**WHAT YOU HAVE TO DO**.
Copy each entry as it stands, leaving nothing out.

**RECORDED DATA**.

= = = =

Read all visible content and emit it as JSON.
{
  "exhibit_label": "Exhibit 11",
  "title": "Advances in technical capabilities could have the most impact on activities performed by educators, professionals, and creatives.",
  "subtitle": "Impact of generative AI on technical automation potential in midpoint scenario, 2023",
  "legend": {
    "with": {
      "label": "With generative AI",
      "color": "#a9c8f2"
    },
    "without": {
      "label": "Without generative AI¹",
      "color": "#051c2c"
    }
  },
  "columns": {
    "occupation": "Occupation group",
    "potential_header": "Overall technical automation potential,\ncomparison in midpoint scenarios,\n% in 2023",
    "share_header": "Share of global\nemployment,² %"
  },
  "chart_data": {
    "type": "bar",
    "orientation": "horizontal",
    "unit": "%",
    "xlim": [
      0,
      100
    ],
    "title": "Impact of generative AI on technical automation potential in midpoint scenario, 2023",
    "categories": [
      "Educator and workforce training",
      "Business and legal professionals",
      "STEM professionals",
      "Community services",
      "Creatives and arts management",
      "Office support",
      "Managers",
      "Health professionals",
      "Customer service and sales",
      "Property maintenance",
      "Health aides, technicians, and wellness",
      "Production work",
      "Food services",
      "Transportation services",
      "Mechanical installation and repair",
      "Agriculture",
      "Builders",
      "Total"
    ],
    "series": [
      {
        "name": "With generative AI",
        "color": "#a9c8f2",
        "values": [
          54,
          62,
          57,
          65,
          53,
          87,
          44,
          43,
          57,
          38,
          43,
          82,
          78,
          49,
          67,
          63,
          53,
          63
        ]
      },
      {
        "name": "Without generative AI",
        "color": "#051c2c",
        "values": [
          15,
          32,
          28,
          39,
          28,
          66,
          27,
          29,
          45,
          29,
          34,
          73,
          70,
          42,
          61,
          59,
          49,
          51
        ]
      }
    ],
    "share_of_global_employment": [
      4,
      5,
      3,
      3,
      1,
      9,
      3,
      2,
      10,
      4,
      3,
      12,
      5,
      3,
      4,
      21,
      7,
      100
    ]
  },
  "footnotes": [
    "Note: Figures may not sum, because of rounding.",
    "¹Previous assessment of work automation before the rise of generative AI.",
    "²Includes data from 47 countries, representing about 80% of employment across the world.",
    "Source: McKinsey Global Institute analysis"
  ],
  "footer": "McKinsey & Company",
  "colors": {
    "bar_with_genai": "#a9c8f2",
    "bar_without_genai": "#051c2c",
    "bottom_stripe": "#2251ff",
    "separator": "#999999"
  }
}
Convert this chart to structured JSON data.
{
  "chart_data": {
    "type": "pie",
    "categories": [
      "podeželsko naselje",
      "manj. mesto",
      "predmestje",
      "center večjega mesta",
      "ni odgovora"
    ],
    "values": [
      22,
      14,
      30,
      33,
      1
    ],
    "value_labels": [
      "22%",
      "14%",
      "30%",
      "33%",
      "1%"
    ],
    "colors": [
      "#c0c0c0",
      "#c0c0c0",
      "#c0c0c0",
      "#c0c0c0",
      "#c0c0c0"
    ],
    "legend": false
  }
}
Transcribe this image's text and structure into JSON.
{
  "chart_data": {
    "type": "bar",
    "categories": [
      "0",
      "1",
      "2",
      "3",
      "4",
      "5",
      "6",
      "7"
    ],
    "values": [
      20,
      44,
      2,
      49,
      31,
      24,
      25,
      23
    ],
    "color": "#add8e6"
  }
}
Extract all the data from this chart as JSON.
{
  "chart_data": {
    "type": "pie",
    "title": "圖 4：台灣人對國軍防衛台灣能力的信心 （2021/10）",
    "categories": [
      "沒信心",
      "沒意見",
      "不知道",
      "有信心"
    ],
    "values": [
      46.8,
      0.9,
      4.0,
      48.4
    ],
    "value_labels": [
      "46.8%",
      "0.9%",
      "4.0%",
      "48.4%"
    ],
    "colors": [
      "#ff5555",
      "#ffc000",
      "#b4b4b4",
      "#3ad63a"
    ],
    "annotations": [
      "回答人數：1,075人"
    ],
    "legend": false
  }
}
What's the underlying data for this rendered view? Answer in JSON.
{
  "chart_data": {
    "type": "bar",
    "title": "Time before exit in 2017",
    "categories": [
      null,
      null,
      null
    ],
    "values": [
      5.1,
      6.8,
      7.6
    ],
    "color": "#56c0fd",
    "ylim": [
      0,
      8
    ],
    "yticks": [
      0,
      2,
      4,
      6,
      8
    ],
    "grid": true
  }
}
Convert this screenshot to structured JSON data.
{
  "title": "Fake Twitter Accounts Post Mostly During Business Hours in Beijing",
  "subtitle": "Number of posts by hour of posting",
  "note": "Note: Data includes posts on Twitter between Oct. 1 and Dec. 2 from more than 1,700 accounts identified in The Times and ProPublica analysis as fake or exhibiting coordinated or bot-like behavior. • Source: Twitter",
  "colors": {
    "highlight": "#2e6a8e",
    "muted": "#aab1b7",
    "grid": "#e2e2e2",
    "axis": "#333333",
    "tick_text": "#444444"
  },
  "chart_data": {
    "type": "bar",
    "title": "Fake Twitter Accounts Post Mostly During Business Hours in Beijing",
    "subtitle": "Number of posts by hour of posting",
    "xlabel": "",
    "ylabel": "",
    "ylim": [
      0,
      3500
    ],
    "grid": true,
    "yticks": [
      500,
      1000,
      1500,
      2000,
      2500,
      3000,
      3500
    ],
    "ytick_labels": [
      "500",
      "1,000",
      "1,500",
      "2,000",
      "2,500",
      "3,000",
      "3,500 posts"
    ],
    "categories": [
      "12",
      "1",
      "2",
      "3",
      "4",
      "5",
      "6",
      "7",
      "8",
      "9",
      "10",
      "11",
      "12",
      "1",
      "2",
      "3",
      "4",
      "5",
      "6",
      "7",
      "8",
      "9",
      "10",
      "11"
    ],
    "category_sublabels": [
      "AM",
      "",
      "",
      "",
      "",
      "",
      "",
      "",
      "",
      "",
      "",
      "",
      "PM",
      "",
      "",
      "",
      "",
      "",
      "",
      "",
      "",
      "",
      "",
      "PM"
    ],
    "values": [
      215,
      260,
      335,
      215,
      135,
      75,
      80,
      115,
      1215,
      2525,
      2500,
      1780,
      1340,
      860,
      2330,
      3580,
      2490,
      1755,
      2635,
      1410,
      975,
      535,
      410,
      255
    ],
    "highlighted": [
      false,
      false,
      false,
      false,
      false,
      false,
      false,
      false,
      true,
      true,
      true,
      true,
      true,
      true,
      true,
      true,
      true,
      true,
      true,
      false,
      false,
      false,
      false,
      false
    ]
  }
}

= = = =

**RESULT OF THE TASK**.
Read all visible content and emit it as JSON.
{
  "exhibit_label": "Exhibit 11",
  "title": "Advances in technical capabilities could have the most impact on activities performed by educators, professionals, and creatives.",
  "subtitle": "Impact of generative AI on technical automation potential in midpoint scenario, 2023",
  "legend": {
    "with": {
      "label": "With generative AI",
      "color": "#a9c8f2"
    },
    "without": {
      "label": "Without generative AI¹",
      "color": "#051c2c"
    }
  },
  "columns": {
    "occupation": "Occupation group",
    "potential_header": "Overall technical automation potential,\ncomparison in midpoint scenarios,\n% in 2023",
    "share_header": "Share of global\nemployment,² %"
  },
  "chart_data": {
    "type": "bar",
    "orientation": "horizontal",
    "unit": "%",
    "xlim": [
      0,
      100
    ],
    "title": "Impact of generative AI on technical automation potential in midpoint scenario, 2023",
    "categories": [
      "Educator and workforce training",
      "Business and legal professionals",
      "STEM professionals",
      "Community services",
      "Creatives and arts management",
      "Office support",
      "Managers",
      "Health professionals",
      "Customer service and sales",
      "Property maintenance",
      "Health aides, technicians, and wellness",
      "Production work",
      "Food services",
      "Transportation services",
      "Mechanical installation and repair",
      "Agriculture",
      "Builders",
      "Total"
    ],
    "series": [
      {
        "name": "With generative AI",
        "color": "#a9c8f2",
        "values": [
          54,
          62,
          57,
          65,
          53,
          87,
          44,
          43,
          57,
          38,
          43,
          82,
          78,
          49,
          67,
          63,
          53,
          63
        ]
      },
      {
        "name": "Without generative AI",
        "color": "#051c2c",
        "values": [
          15,
          32,
          28,
          39,
          28,
          66,
          27,
          29,
          45,
          29,
          34,
          73,
          70,
          42,
          61,
          59,
          49,
          51
        ]
      }
    ],
    "share_of_global_employment": [
      4,
      5,
      3,
      3,
      1,
      9,
      3,
      2,
      10,
      4,
      3,
      12,
      5,
      3,
      4,
      21,
      7,
      100
    ]
  },
  "footnotes": [
    "Note: Figures may not sum, because of rounding.",
    "¹Previous assessment of work automation before the rise of generative AI.",
    "²Includes data from 47 countries, representing about 80% of employment across the world.",
    "Source: McKinsey Global Institute analysis"
  ],
  "footer": "McKinsey & Company",
  "colors": {
    "bar_with_genai": "#a9c8f2",
    "bar_without_genai": "#051c2c",
    "bottom_stripe": "#2251ff",
    "separator": "#999999"
  }
}
Convert this chart to structured JSON data.
{
  "chart_data": {
    "type": "pie",
    "categories": [
      "podeželsko naselje",
      "manj. mesto",
      "predmestje",
      "center večjega mesta",
      "ni odgovora"
    ],
    "values": [
      22,
      14,
      30,
      33,
      1
    ],
    "value_labels": [
      "22%",
      "14%",
      "30%",
      "33%",
      "1%"
    ],
    "colors": [
      "#c0c0c0",
      "#c0c0c0",
      "#c0c0c0",
      "#c0c0c0",
      "#c0c0c0"
    ],
    "legend": false
  }
}
Transcribe this image's text and structure into JSON.
{
  "chart_data": {
    "type": "bar",
    "categories": [
      "0",
      "1",
      "2",
      "3",
      "4",
      "5",
      "6",
      "7"
    ],
    "values": [
      20,
      44,
      2,
      49,
      31,
      24,
      25,
      23
    ],
    "color": "#add8e6"
  }
}
Extract all the data from this chart as JSON.
{
  "chart_data": {
    "type": "pie",
    "title": "圖 4：台灣人對國軍防衛台灣能力的信心 （2021/10）",
    "categories": [
      "沒信心",
      "沒意見",
      "不知道",
      "有信心"
    ],
    "values": [
      46.8,
      0.9,
      4.0,
      48.4
    ],
    "value_labels": [
      "46.8%",
      "0.9%",
      "4.0%",
      "48.4%"
    ],
    "colors": [
      "#ff5555",
      "#ffc000",
      "#b4b4b4",
      "#3ad63a"
    ],
    "annotations": [
      "回答人數：1,075人"
    ],
    "legend": false
  }
}
What's the underlying data for this rendered view? Answer in JSON.
{
  "chart_data": {
    "type": "bar",
    "title": "Time before exit in 2017",
    "categories": [
      null,
      null,
      null
    ],
    "values": [
      5.1,
      6.8,
      7.6
    ],
    "color": "#56c0fd",
    "ylim": [
      0,
      8
    ],
    "yticks": [
      0,
      2,
      4,
      6,
      8
    ],
    "grid": true
  }
}
Convert this screenshot to structured JSON data.
{
  "title": "Fake Twitter Accounts Post Mostly During Business Hours in Beijing",
  "subtitle": "Number of posts by hour of posting",
  "note": "Note: Data includes posts on Twitter between Oct. 1 and Dec. 2 from more than 1,700 accounts identified in The Times and ProPublica analysis as fake or exhibiting coordinated or bot-like behavior. • Source: Twitter",
  "colors": {
    "highlight": "#2e6a8e",
    "muted": "#aab1b7",
    "grid": "#e2e2e2",
    "axis": "#333333",
    "tick_text": "#444444"
  },
  "chart_data": {
    "type": "bar",
    "title": "Fake Twitter Accounts Post Mostly During Business Hours in Beijing",
    "subtitle": "Number of posts by hour of posting",
    "xlabel": "",
    "ylabel": "",
    "ylim": [
      0,
      3500
    ],
    "grid": true,
    "yticks": [
      500,
      1000,
      1500,
      2000,
      2500,
      3000,
      3500
    ],
    "ytick_labels": [
      "500",
      "1,000",
      "1,500",
      "2,000",
      "2,500",
      "3,000",
      "3,500 posts"
    ],
    "categories": [
      "12",
      "1",
      "2",
      "3",
      "4",
      "5",
      "6",
      "7",
      "8",
      "9",
      "10",
      "11",
      "12",
      "1",
      "2",
      "3",
      "4",
      "5",
      "6",
      "7",
      "8",
      "9",
      "10",
      "11"
    ],
    "category_sublabels": [
      "AM",
      "",
      "",
      "",
      "",
      "",
      "",
      "",
      "",
      "",
      "",
      "",
      "PM",
      "",
      "",
      "",
      "",
      "",
      "",
      "",
      "",
      "",
      "",
      "PM"
    ],
    "values": [
      215,
      260,
      335,
      215,
      135,
      75,
      80,
      115,
      1215,
      2525,
      2500,
      1780,
      1340,
      860,
      2330,
      3580,
      2490,
      1755,
      2635,
      1410,
      975,
      535,
      410,
      255
    ],
    "highlighted": [
      false,
      false,
      false,
      false,
      false,
      false,
      false,
      false,
      true,
      true,
      true,
      true,
      true,
      true,
      true,
      true,
      true,
      true,
      true,
      false,
      false,
      false,
      false,
      false
    ]
  }
}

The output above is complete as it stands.